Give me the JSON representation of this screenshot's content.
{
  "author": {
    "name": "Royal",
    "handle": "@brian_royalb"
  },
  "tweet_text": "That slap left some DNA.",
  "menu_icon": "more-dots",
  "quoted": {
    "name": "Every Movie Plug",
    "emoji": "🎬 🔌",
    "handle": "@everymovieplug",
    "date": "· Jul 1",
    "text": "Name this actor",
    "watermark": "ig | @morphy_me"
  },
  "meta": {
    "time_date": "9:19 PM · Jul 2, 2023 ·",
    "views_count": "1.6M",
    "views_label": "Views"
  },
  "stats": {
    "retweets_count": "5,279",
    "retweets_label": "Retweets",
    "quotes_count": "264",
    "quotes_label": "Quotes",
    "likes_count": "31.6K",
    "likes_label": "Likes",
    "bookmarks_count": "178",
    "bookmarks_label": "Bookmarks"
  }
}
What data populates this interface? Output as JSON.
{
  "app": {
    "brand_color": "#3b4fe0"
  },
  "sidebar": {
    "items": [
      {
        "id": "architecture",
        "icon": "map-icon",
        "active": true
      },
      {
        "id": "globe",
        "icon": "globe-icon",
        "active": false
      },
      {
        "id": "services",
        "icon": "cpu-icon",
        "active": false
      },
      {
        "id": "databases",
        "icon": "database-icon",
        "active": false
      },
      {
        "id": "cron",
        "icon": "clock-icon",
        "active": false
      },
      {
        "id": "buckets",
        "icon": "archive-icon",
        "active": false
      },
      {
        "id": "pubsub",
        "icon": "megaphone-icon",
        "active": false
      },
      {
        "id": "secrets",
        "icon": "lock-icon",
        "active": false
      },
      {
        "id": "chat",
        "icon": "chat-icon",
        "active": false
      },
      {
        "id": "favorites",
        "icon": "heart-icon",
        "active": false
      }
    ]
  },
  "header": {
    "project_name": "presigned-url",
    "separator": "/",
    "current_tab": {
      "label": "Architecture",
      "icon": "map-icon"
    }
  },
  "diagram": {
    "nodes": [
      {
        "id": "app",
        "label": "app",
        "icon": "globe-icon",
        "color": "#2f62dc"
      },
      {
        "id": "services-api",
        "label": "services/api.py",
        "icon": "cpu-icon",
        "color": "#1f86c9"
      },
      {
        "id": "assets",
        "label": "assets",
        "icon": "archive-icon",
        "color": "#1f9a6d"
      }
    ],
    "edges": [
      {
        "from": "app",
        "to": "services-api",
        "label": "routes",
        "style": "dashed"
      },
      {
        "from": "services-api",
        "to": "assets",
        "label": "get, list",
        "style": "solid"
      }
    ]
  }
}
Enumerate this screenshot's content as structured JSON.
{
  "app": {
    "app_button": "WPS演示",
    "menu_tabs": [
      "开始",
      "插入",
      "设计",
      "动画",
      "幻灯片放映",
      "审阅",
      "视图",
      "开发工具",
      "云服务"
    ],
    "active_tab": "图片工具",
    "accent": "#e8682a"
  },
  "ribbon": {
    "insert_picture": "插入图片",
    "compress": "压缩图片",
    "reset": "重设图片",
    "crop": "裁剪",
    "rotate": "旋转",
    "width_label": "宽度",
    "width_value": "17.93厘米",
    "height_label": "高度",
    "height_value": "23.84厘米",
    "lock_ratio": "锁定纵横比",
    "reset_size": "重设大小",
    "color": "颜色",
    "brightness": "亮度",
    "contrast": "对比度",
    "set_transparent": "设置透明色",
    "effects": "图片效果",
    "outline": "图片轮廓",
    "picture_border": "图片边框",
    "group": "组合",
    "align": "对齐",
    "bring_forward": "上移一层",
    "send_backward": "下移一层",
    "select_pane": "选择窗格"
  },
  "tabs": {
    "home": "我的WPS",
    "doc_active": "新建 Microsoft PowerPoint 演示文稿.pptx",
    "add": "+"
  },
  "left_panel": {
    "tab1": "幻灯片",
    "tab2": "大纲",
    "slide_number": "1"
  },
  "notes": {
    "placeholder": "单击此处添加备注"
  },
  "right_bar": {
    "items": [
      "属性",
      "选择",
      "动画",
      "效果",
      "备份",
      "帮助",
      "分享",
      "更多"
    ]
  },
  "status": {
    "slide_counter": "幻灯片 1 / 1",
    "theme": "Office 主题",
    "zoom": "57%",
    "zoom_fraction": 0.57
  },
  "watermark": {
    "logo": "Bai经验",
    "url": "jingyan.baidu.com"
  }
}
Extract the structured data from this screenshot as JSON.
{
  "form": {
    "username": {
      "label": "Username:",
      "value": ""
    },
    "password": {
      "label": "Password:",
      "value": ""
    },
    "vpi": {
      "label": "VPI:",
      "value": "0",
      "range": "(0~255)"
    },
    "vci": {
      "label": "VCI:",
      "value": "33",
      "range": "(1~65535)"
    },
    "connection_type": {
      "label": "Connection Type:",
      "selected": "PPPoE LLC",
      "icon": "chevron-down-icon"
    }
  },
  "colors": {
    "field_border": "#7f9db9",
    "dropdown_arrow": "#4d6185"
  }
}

## EXERCISE
Filter the listing for the word "content" and copy every line that holds it.

## TASK OUTPUT
Give me the JSON representation of this screenshot's content.
Enumerate this screenshot's content as structured JSON.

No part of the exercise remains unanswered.